● **WHAT TO WORK ON**:
Locate the string "visible" throughout the material and copy every line in which it occurs.

— Start RECORD EXCERPTS —

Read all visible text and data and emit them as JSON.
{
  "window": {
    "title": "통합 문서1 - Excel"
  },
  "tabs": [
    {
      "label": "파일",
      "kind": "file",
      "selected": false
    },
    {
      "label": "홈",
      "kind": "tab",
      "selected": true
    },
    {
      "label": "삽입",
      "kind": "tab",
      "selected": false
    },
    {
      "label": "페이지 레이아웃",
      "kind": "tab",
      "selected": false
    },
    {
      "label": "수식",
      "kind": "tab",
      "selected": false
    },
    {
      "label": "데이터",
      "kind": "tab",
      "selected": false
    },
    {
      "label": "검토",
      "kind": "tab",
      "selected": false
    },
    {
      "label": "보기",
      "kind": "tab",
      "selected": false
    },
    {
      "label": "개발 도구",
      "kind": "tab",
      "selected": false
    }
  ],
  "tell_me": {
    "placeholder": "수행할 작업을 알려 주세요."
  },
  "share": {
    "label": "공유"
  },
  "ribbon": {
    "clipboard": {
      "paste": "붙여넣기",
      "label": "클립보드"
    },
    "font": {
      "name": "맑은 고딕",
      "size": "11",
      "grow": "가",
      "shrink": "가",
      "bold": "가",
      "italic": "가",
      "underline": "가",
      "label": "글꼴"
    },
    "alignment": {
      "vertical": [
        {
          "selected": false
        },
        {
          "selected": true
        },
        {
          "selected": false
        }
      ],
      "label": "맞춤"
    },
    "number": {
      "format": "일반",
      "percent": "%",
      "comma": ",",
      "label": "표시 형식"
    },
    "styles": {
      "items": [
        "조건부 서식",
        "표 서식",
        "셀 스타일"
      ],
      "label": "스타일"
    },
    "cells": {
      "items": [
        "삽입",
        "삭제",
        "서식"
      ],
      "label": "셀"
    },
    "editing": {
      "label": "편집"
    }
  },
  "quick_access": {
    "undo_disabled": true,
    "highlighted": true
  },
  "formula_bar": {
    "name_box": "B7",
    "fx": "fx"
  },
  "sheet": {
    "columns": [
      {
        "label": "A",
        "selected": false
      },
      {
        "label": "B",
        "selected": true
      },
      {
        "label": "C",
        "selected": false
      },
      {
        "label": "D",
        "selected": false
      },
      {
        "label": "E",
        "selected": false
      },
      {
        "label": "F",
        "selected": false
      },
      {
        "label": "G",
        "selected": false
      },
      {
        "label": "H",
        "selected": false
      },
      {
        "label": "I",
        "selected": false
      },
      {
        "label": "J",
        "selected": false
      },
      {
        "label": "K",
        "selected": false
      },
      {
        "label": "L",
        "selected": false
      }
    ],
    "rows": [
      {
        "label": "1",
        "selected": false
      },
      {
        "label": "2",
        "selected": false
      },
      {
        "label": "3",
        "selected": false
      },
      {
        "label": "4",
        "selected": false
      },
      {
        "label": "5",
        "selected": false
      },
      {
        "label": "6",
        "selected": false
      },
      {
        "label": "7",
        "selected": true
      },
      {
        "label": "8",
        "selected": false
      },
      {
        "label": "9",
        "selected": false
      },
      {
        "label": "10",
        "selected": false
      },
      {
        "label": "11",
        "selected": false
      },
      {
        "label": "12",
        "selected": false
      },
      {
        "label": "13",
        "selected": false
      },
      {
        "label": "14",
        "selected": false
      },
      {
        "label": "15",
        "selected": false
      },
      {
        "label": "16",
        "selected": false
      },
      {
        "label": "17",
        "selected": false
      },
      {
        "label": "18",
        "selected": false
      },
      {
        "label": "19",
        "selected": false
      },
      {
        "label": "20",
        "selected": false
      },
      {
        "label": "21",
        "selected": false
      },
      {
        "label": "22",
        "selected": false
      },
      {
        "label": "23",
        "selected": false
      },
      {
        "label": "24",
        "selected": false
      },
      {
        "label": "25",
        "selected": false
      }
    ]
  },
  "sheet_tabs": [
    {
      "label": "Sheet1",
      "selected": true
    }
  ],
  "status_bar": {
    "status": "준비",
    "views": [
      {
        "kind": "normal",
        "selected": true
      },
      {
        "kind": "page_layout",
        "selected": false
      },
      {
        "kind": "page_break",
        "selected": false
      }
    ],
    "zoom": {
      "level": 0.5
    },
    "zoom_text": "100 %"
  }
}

— End RECORD EXCERPTS —
— Start RECORD EXCERPTS —

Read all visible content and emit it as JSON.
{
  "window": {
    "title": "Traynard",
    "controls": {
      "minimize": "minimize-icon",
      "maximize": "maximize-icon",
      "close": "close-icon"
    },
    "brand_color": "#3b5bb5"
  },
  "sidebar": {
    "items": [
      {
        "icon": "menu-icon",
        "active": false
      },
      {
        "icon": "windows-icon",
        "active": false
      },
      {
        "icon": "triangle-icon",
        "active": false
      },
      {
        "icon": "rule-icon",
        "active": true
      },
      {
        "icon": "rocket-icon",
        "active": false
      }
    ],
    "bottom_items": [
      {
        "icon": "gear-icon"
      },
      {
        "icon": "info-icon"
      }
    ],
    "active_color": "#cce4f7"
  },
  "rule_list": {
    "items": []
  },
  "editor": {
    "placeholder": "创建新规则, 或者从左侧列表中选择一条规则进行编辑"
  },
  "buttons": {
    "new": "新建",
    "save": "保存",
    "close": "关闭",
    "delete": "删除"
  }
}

— End RECORD EXCERPTS —

● **FINISHED EXERCISE**:
Read all visible text and data and emit them as JSON.
Read all visible content and emit it as JSON.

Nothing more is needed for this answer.